Find the lines below that contain the string "From". Copy each one.

**Input for this task:**
* * * *

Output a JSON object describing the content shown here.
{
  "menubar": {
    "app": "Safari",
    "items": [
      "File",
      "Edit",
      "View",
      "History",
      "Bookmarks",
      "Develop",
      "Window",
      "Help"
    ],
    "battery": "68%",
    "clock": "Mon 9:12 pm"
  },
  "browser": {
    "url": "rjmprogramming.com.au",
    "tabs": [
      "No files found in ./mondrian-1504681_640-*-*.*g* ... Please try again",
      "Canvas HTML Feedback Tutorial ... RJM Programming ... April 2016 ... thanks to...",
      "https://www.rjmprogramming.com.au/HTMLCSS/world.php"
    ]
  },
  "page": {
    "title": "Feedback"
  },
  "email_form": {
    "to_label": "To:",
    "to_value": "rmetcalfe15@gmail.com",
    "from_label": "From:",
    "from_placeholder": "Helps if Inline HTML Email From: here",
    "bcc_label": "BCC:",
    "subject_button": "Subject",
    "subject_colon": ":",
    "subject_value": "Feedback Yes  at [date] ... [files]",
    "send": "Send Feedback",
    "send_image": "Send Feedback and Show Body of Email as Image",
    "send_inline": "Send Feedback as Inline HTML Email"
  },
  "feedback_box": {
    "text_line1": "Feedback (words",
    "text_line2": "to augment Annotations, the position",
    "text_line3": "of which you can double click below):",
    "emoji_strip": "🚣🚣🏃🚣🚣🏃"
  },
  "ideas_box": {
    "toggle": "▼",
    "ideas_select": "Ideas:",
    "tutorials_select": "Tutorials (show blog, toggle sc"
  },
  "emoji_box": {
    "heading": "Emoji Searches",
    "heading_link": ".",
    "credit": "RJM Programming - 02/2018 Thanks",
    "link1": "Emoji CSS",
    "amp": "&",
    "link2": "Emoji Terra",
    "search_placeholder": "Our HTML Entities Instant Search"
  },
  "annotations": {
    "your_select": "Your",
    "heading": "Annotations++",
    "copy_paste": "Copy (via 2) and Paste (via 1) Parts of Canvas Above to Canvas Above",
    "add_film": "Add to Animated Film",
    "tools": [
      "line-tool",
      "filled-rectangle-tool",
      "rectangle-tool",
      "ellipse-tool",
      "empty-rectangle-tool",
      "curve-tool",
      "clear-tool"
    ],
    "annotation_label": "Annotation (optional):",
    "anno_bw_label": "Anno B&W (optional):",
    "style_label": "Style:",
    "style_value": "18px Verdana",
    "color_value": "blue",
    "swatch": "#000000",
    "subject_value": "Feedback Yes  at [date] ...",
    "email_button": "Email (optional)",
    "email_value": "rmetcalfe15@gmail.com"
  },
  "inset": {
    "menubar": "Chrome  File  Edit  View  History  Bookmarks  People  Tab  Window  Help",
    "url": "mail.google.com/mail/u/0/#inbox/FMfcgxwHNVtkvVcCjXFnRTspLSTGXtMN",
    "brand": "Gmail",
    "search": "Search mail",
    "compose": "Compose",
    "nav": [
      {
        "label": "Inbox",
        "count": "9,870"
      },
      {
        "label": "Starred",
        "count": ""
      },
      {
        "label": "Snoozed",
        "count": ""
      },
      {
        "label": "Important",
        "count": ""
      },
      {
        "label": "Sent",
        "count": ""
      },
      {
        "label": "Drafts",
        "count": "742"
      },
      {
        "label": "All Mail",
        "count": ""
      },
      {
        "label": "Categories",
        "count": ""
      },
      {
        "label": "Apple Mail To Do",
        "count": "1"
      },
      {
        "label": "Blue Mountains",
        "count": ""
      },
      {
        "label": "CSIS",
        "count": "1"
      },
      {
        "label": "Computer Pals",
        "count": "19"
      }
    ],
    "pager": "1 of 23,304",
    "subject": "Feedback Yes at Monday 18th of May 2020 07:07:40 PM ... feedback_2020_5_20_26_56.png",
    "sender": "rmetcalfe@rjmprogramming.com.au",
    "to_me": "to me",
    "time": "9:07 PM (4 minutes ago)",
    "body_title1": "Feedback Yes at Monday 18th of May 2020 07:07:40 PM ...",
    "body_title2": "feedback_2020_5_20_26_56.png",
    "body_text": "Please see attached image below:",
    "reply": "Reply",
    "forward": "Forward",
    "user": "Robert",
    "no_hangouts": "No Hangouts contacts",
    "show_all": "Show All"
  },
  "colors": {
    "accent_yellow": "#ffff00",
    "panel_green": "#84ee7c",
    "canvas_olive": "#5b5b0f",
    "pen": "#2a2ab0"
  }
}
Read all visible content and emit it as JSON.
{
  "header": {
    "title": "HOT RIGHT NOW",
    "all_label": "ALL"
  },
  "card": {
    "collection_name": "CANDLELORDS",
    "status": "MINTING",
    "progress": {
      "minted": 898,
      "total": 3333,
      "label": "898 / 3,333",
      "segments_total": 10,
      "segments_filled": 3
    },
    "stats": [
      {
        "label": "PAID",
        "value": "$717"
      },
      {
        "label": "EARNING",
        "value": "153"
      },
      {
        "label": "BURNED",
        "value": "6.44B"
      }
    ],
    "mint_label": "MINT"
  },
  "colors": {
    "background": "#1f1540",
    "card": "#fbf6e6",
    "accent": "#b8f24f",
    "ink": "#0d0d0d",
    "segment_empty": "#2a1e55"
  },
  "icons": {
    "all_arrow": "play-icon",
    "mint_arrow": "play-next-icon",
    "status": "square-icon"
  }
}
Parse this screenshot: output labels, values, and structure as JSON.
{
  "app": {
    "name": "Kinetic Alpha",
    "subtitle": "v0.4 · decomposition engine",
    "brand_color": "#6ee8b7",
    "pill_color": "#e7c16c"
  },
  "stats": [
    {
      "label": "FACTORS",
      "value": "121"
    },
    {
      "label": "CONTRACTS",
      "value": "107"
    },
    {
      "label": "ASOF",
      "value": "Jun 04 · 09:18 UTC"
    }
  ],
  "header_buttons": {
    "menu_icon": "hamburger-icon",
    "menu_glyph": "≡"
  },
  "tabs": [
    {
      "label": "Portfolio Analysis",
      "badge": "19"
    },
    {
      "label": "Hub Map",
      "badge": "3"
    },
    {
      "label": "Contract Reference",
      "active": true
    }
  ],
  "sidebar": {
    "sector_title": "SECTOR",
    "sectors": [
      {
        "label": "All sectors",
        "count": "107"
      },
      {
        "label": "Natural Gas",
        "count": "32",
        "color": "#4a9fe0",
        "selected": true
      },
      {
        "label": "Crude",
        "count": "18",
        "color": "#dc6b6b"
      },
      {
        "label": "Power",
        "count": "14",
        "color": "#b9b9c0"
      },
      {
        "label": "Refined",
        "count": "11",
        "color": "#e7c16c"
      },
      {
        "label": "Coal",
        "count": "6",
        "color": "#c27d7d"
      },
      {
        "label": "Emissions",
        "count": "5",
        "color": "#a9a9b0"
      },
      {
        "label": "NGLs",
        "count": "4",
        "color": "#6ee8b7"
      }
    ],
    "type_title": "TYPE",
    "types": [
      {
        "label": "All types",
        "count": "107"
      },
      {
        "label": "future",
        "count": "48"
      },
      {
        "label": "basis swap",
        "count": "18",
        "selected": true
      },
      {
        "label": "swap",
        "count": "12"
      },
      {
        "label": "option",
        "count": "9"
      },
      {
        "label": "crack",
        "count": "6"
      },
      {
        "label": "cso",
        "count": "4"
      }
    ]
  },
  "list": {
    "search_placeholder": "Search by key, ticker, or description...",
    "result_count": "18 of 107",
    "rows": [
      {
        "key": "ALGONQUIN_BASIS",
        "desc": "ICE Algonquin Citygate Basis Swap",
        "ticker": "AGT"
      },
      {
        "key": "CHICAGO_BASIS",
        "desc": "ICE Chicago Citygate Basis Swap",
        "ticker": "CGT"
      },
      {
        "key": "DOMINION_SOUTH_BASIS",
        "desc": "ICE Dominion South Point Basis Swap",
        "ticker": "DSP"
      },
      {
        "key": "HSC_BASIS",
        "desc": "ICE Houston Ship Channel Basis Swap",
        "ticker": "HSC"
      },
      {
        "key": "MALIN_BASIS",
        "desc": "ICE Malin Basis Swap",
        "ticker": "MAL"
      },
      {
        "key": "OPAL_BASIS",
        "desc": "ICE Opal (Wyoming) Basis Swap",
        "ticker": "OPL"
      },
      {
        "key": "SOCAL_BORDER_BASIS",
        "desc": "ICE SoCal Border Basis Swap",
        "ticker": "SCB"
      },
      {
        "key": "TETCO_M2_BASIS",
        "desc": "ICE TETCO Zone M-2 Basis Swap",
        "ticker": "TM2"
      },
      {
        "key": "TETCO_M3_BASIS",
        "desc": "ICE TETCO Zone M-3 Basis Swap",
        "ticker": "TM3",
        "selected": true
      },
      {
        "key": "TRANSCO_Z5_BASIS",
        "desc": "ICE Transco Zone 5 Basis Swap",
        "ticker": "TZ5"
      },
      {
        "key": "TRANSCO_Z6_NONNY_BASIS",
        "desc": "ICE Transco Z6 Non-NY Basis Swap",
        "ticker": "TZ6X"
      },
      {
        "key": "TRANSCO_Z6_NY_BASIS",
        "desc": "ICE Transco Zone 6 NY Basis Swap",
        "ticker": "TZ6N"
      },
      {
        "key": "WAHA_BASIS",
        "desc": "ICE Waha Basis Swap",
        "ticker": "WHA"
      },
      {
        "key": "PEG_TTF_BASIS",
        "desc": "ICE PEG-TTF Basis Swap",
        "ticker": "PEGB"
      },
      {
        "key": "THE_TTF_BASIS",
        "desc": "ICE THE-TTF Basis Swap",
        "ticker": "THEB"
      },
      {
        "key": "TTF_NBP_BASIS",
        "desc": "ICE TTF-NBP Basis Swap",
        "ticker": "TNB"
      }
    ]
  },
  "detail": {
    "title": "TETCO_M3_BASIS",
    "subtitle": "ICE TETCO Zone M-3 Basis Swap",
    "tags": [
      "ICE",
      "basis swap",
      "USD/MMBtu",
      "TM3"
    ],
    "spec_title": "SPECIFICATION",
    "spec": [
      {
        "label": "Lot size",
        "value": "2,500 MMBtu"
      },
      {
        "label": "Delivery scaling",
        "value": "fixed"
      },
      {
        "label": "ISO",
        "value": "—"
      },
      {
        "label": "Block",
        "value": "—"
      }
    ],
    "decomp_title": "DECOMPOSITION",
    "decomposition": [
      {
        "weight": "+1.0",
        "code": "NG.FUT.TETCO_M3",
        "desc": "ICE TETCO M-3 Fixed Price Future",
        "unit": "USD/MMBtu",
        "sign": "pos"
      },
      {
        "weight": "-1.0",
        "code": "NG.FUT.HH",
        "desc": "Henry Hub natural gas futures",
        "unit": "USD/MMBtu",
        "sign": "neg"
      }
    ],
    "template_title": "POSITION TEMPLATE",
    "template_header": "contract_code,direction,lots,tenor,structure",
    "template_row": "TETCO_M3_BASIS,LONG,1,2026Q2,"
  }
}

* * * *

**Problem solution:**
    "from_label": "From:",
    "from_placeholder": "Helps if Inline HTML Email From: here",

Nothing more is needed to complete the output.